> **Exercise instructions**:
Print the listing in its entirety and exactly, leaving out images.

> **Supplied data**:
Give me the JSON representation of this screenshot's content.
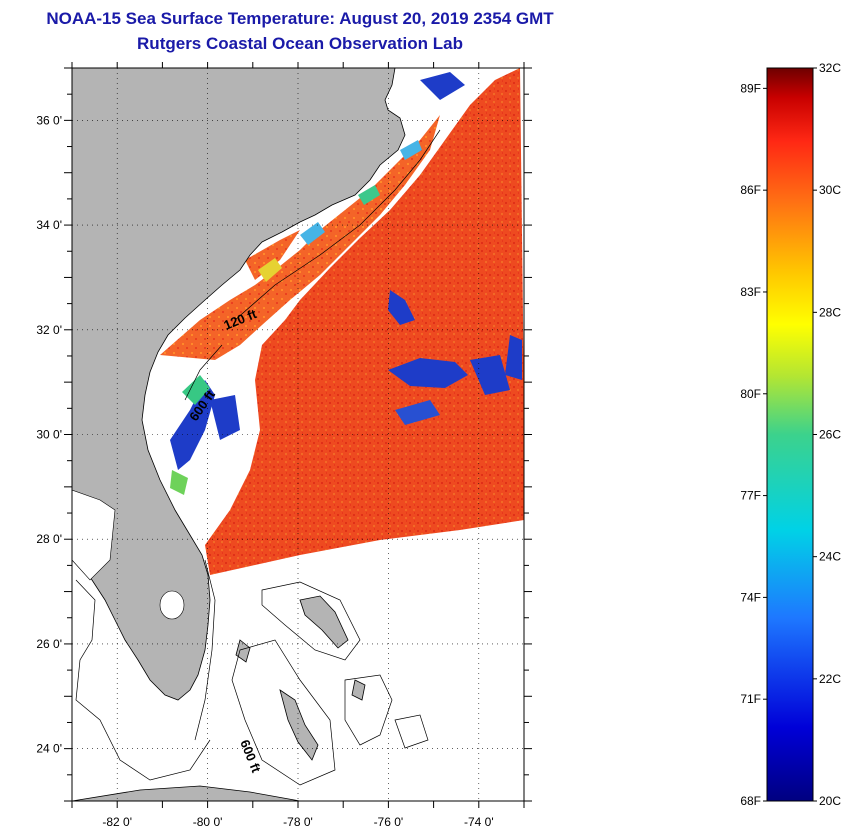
{
  "header": {
    "title": "NOAA-15 Sea Surface Temperature:  August 20, 2019 2354 GMT",
    "subtitle": "Rutgers Coastal Ocean Observation Lab"
  },
  "map": {
    "lon_range": [
      -83,
      -73
    ],
    "lat_range": [
      23,
      37
    ],
    "lat_labels": [
      "36 0'",
      "34 0'",
      "32 0'",
      "30 0'",
      "28 0'",
      "26 0'",
      "24 0'"
    ],
    "lon_labels": [
      "-82 0'",
      "-80 0'",
      "-78 0'",
      "-76 0'",
      "-74 0'"
    ],
    "contour_labels": [
      "120 ft",
      "600 ft",
      "600 ft"
    ],
    "colors": {
      "land": "#b4b4b4",
      "ocean_warm": "#f0501e",
      "ocean_hot": "#e8321e",
      "ocean_cool": "#1e3cc8",
      "background": "#ffffff"
    }
  },
  "colorbar": {
    "celsius_labels": [
      "32C",
      "30C",
      "28C",
      "26C",
      "24C",
      "22C",
      "20C"
    ],
    "fahrenheit_labels": [
      "89F",
      "86F",
      "83F",
      "80F",
      "77F",
      "74F",
      "71F",
      "68F"
    ],
    "range_c": [
      20,
      32
    ]
  }
}
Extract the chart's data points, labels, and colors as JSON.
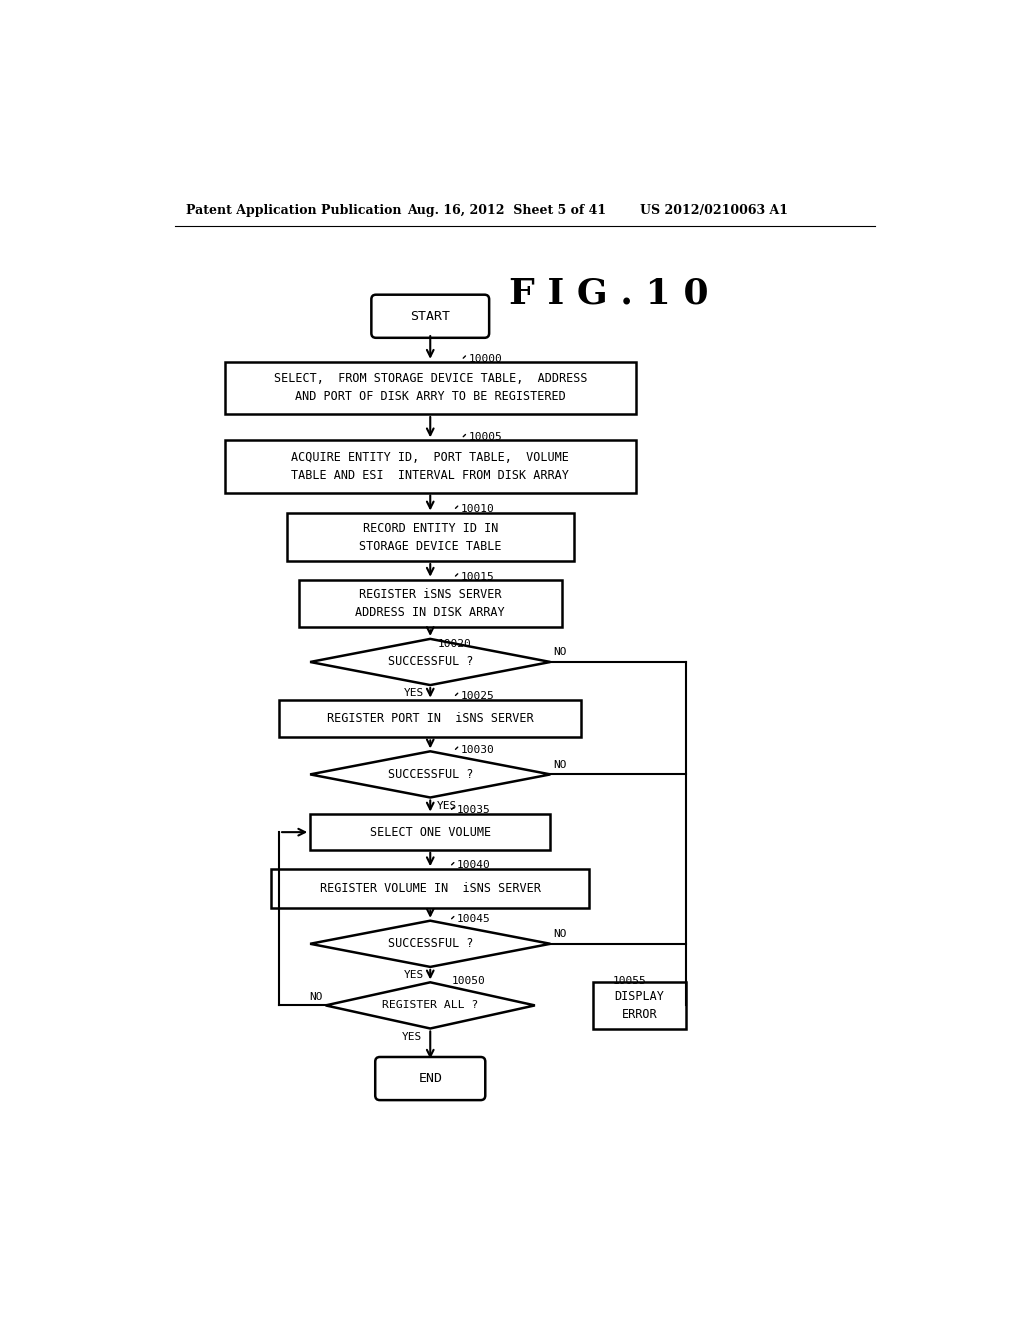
{
  "header_left": "Patent Application Publication",
  "header_mid": "Aug. 16, 2012  Sheet 5 of 41",
  "header_right": "US 2012/0210063 A1",
  "fig_title": "F I G . 1 0",
  "bg_color": "#ffffff"
}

> **Result of the exercise**:
Give me the JSON representation of this screenshot's content.
{
  "header": {
    "title": "NOAA-15 Sea Surface Temperature:  August 20, 2019 2354 GMT",
    "subtitle": "Rutgers Coastal Ocean Observation Lab"
  },
  "map": {
    "lon_range": [
      -83,
      -73
    ],
    "lat_range": [
      23,
      37
    ],
    "lat_labels": [
      "36 0'",
      "34 0'",
      "32 0'",
      "30 0'",
      "28 0'",
      "26 0'",
      "24 0'"
    ],
    "lon_labels": [
      "-82 0'",
      "-80 0'",
      "-78 0'",
      "-76 0'",
      "-74 0'"
    ],
    "contour_labels": [
      "120 ft",
      "600 ft",
      "600 ft"
    ],
    "colors": {
      "land": "#b4b4b4",
      "ocean_warm": "#f0501e",
      "ocean_hot": "#e8321e",
      "ocean_cool": "#1e3cc8",
      "background": "#ffffff"
    }
  },
  "colorbar": {
    "celsius_labels": [
      "32C",
      "30C",
      "28C",
      "26C",
      "24C",
      "22C",
      "20C"
    ],
    "fahrenheit_labels": [
      "89F",
      "86F",
      "83F",
      "80F",
      "77F",
      "74F",
      "71F",
      "68F"
    ],
    "range_c": [
      20,
      32
    ]
  }
}
Extract the chart's data points, labels, and colors as JSON.
{
  "header_left": "Patent Application Publication",
  "header_mid": "Aug. 16, 2012  Sheet 5 of 41",
  "header_right": "US 2012/0210063 A1",
  "fig_title": "F I G . 1 0",
  "bg_color": "#ffffff"
}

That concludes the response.